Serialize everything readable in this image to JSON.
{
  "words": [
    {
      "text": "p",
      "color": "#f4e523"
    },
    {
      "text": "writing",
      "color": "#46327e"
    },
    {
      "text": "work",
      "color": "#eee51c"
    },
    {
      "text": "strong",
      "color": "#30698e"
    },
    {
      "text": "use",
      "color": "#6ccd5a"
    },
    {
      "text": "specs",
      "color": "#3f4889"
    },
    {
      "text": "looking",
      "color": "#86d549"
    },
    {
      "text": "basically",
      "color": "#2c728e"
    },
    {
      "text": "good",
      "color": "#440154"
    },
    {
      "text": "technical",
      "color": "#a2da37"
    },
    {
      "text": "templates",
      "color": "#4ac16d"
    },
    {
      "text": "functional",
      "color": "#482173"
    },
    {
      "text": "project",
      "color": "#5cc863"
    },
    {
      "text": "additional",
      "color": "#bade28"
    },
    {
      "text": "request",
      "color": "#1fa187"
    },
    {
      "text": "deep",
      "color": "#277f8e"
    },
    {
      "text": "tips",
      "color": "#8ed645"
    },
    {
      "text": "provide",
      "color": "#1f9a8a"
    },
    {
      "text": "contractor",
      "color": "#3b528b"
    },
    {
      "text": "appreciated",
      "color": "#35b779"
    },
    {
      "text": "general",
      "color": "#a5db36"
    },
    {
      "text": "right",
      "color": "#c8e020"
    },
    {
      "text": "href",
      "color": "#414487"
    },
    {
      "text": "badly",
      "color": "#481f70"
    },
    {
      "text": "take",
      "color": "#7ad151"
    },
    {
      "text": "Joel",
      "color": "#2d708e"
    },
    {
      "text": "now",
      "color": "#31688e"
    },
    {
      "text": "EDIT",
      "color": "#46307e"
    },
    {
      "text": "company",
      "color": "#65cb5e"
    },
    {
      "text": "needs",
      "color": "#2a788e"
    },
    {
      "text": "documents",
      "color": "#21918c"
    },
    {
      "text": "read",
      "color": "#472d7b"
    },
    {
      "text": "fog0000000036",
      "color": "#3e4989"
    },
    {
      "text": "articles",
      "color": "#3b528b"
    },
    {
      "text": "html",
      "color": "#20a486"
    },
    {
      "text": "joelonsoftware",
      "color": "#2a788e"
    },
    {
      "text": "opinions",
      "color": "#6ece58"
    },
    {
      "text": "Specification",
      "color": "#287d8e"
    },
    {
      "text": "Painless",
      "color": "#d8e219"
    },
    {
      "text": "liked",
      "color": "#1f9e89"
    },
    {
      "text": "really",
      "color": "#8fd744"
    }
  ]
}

= = = =

Write out every entry exactly as given.

## [Result for this task]
Serialize everything readable in this image to JSON.
{
  "words": [
    {
      "text": "p",
      "color": "#f4e523"
    },
    {
      "text": "writing",
      "color": "#46327e"
    },
    {
      "text": "work",
      "color": "#eee51c"
    },
    {
      "text": "strong",
      "color": "#30698e"
    },
    {
      "text": "use",
      "color": "#6ccd5a"
    },
    {
      "text": "specs",
      "color": "#3f4889"
    },
    {
      "text": "looking",
      "color": "#86d549"
    },
    {
      "text": "basically",
      "color": "#2c728e"
    },
    {
      "text": "good",
      "color": "#440154"
    },
    {
      "text": "technical",
      "color": "#a2da37"
    },
    {
      "text": "templates",
      "color": "#4ac16d"
    },
    {
      "text": "functional",
      "color": "#482173"
    },
    {
      "text": "project",
      "color": "#5cc863"
    },
    {
      "text": "additional",
      "color": "#bade28"
    },
    {
      "text": "request",
      "color": "#1fa187"
    },
    {
      "text": "deep",
      "color": "#277f8e"
    },
    {
      "text": "tips",
      "color": "#8ed645"
    },
    {
      "text": "provide",
      "color": "#1f9a8a"
    },
    {
      "text": "contractor",
      "color": "#3b528b"
    },
    {
      "text": "appreciated",
      "color": "#35b779"
    },
    {
      "text": "general",
      "color": "#a5db36"
    },
    {
      "text": "right",
      "color": "#c8e020"
    },
    {
      "text": "href",
      "color": "#414487"
    },
    {
      "text": "badly",
      "color": "#481f70"
    },
    {
      "text": "take",
      "color": "#7ad151"
    },
    {
      "text": "Joel",
      "color": "#2d708e"
    },
    {
      "text": "now",
      "color": "#31688e"
    },
    {
      "text": "EDIT",
      "color": "#46307e"
    },
    {
      "text": "company",
      "color": "#65cb5e"
    },
    {
      "text": "needs",
      "color": "#2a788e"
    },
    {
      "text": "documents",
      "color": "#21918c"
    },
    {
      "text": "read",
      "color": "#472d7b"
    },
    {
      "text": "fog0000000036",
      "color": "#3e4989"
    },
    {
      "text": "articles",
      "color": "#3b528b"
    },
    {
      "text": "html",
      "color": "#20a486"
    },
    {
      "text": "joelonsoftware",
      "color": "#2a788e"
    },
    {
      "text": "opinions",
      "color": "#6ece58"
    },
    {
      "text": "Specification",
      "color": "#287d8e"
    },
    {
      "text": "Painless",
      "color": "#d8e219"
    },
    {
      "text": "liked",
      "color": "#1f9e89"
    },
    {
      "text": "really",
      "color": "#8fd744"
    }
  ]
}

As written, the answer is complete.